# [AIM OF THE TASK]
Find the lines in these entries that include the word "Produits" and state how many there are, with no other words.

# [SOURCE DATA]
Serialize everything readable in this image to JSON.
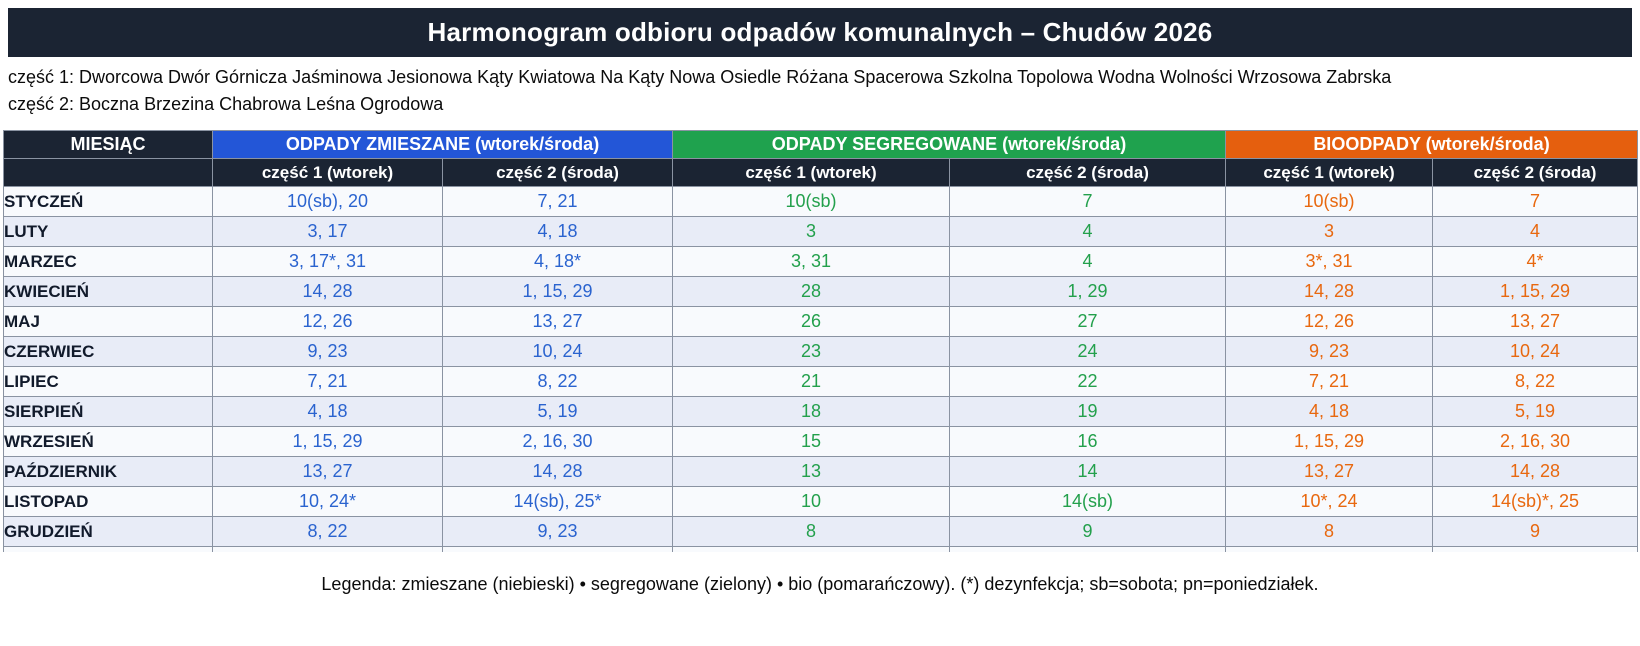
{
  "title": "Harmonogram odbioru odpadów komunalnych – Chudów 2026",
  "streets": {
    "part1": "część 1: Dworcowa Dwór Górnicza Jaśminowa Jesionowa Kąty Kwiatowa Na Kąty Nowa Osiedle Różana Spacerowa Szkolna Topolowa Wodna Wolności Wrzosowa Zabrska",
    "part2": "część 2: Boczna Brzezina Chabrowa Leśna Ogrodowa"
  },
  "colors": {
    "navy": "#1b2433",
    "blue_header": "#2356d7",
    "green_header": "#1fa24e",
    "orange_header": "#e55f0e",
    "blue_text": "#2a63cf",
    "green_text": "#23a04c",
    "orange_text": "#e8680f",
    "row_odd": "#f8fafd",
    "row_even": "#e8ecf7",
    "border": "#8a93a2"
  },
  "table": {
    "month_header": "MIESIĄC",
    "groups": [
      {
        "key": "zmieszane",
        "label": "ODPADY ZMIESZANE (wtorek/środa)"
      },
      {
        "key": "segregowane",
        "label": "ODPADY SEGREGOWANE (wtorek/środa)"
      },
      {
        "key": "bio",
        "label": "BIOODPADY (wtorek/środa)"
      }
    ],
    "subheaders": [
      "część 1 (wtorek)",
      "część 2 (środa)"
    ],
    "rows": [
      {
        "month": "STYCZEŃ",
        "cells": [
          "10(sb), 20",
          "7, 21",
          "10(sb)",
          "7",
          "10(sb)",
          "7"
        ]
      },
      {
        "month": "LUTY",
        "cells": [
          "3, 17",
          "4, 18",
          "3",
          "4",
          "3",
          "4"
        ]
      },
      {
        "month": "MARZEC",
        "cells": [
          "3, 17*, 31",
          "4, 18*",
          "3, 31",
          "4",
          "3*, 31",
          "4*"
        ]
      },
      {
        "month": "KWIECIEŃ",
        "cells": [
          "14, 28",
          "1, 15, 29",
          "28",
          "1, 29",
          "14, 28",
          "1, 15, 29"
        ]
      },
      {
        "month": "MAJ",
        "cells": [
          "12, 26",
          "13, 27",
          "26",
          "27",
          "12, 26",
          "13, 27"
        ]
      },
      {
        "month": "CZERWIEC",
        "cells": [
          "9, 23",
          "10, 24",
          "23",
          "24",
          "9, 23",
          "10, 24"
        ]
      },
      {
        "month": "LIPIEC",
        "cells": [
          "7, 21",
          "8, 22",
          "21",
          "22",
          "7, 21",
          "8, 22"
        ]
      },
      {
        "month": "SIERPIEŃ",
        "cells": [
          "4, 18",
          "5, 19",
          "18",
          "19",
          "4, 18",
          "5, 19"
        ]
      },
      {
        "month": "WRZESIEŃ",
        "cells": [
          "1, 15, 29",
          "2, 16, 30",
          "15",
          "16",
          "1, 15, 29",
          "2, 16, 30"
        ]
      },
      {
        "month": "PAŹDZIERNIK",
        "cells": [
          "13, 27",
          "14, 28",
          "13",
          "14",
          "13, 27",
          "14, 28"
        ]
      },
      {
        "month": "LISTOPAD",
        "cells": [
          "10, 24*",
          "14(sb), 25*",
          "10",
          "14(sb)",
          "10*, 24",
          "14(sb)*, 25"
        ]
      },
      {
        "month": "GRUDZIEŃ",
        "cells": [
          "8, 22",
          "9, 23",
          "8",
          "9",
          "8",
          "9"
        ]
      }
    ]
  },
  "legend": "Legenda: zmieszane (niebieski) • segregowane (zielony) • bio (pomarańczowy).  (*) dezynfekcja; sb=sobota; pn=poniedziałek."
}
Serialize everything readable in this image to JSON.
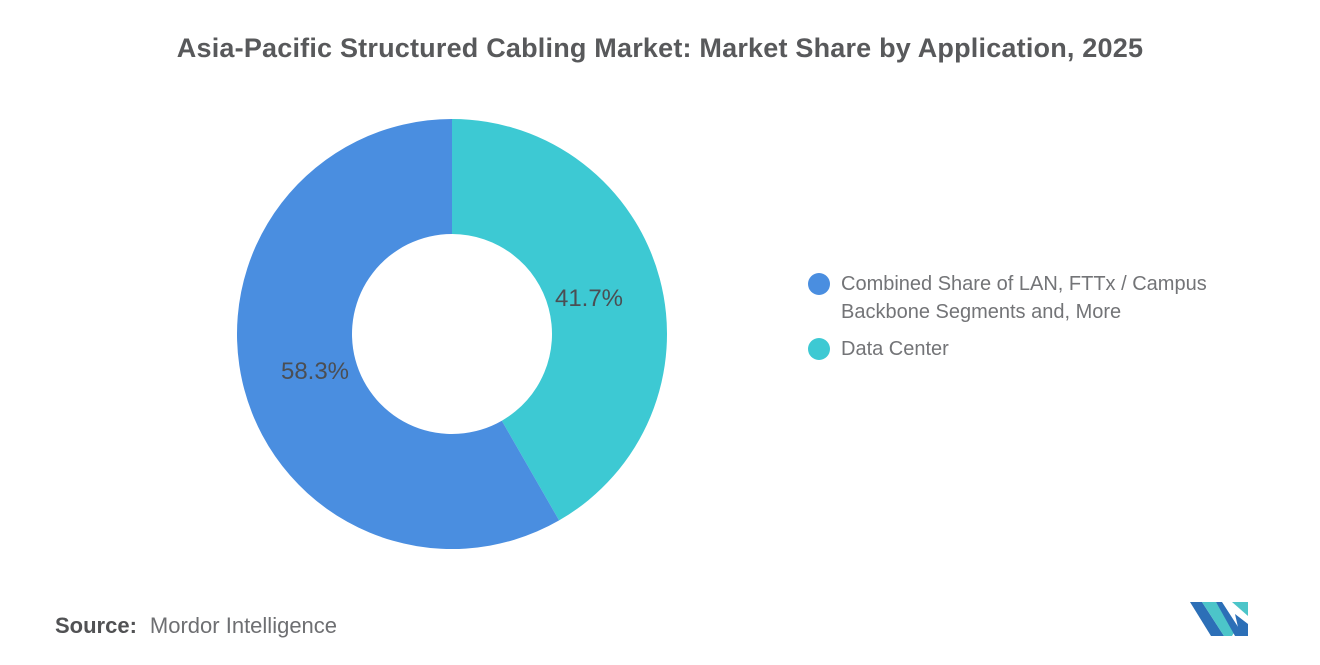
{
  "header": {
    "title": "Asia-Pacific Structured Cabling Market: Market Share by Application, 2025"
  },
  "chart_data": {
    "type": "pie",
    "subtype": "donut",
    "title": "Asia-Pacific Structured Cabling Market: Market Share by Application, 2025",
    "units": "%",
    "inner_radius_ratio": 0.465,
    "outer_radius_px": 215,
    "start_angle_deg": 0,
    "rotation": "clockwise",
    "first_drawn_slice": "Data Center",
    "legend_position": "right",
    "data_label_color": "#4B4E53",
    "slices": [
      {
        "name": "Combined Share of LAN, FTTx / Campus Backbone Segments and, More",
        "value": 58.3,
        "label": "58.3%",
        "color": "#4A8EE0"
      },
      {
        "name": "Data Center",
        "value": 41.7,
        "label": "41.7%",
        "color": "#3DC9D3"
      }
    ]
  },
  "footer": {
    "source_prefix": "Source:",
    "source_value": "Mordor Intelligence"
  },
  "logo": {
    "name": "mordor-intelligence-logo",
    "blue": "#2C6FB7",
    "teal": "#4CC5C9"
  }
}
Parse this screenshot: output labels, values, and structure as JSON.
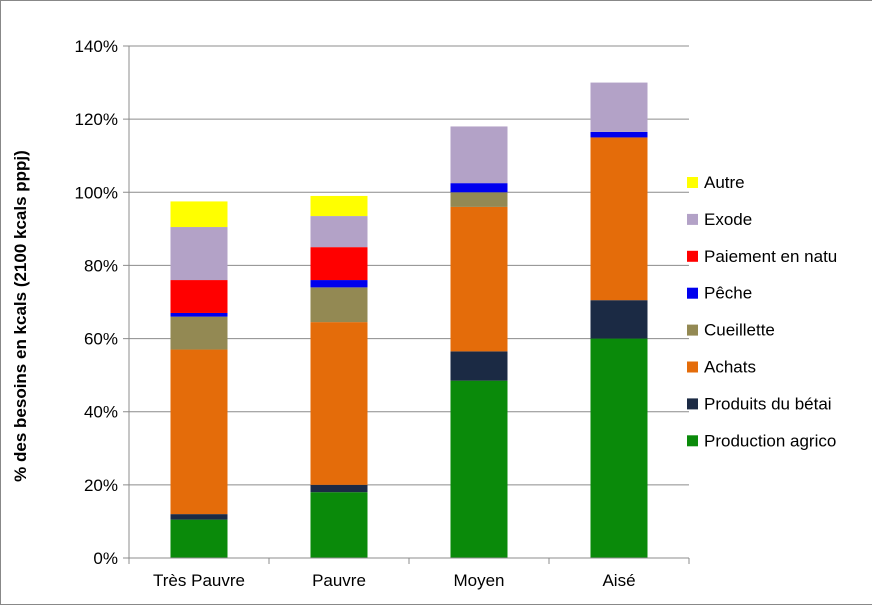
{
  "chart_data": {
    "type": "bar",
    "stacked": true,
    "title": "",
    "xlabel": "",
    "ylabel": "% des besoins en kcals (2100 kcals pppj)",
    "categories": [
      "Très Pauvre",
      "Pauvre",
      "Moyen",
      "Aisé"
    ],
    "ylim": [
      0,
      140
    ],
    "yticks": [
      0,
      20,
      40,
      60,
      80,
      100,
      120,
      140
    ],
    "ytick_labels": [
      "0%",
      "20%",
      "40%",
      "60%",
      "80%",
      "100%",
      "120%",
      "140%"
    ],
    "grid": true,
    "legend_position": "right",
    "series": [
      {
        "name": "Production agricole",
        "legend_label": "Production agrico",
        "color": "#0a8a0a",
        "values": [
          10.5,
          18,
          48.5,
          60
        ]
      },
      {
        "name": "Produits du bétail",
        "legend_label": "Produits du bétai",
        "color": "#1b2a44",
        "values": [
          1.5,
          2,
          8,
          10.5
        ]
      },
      {
        "name": "Achats",
        "legend_label": "Achats",
        "color": "#e46c0a",
        "values": [
          45,
          44.5,
          39.5,
          44.5
        ]
      },
      {
        "name": "Cueillette",
        "legend_label": "Cueillette",
        "color": "#938953",
        "values": [
          9,
          9.5,
          4,
          0
        ]
      },
      {
        "name": "Pêche",
        "legend_label": "Pêche",
        "color": "#0000ee",
        "values": [
          1,
          2,
          2.5,
          1.5
        ]
      },
      {
        "name": "Paiement en nature",
        "legend_label": "Paiement en natu",
        "color": "#ff0000",
        "values": [
          9,
          9,
          0,
          0
        ]
      },
      {
        "name": "Exode",
        "legend_label": "Exode",
        "color": "#b3a2c7",
        "values": [
          14.5,
          8.5,
          15.5,
          13.5
        ]
      },
      {
        "name": "Autre",
        "legend_label": "Autre",
        "color": "#ffff00",
        "values": [
          7,
          5.5,
          0,
          0
        ]
      }
    ]
  }
}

# [SOLUTION BELOW]
2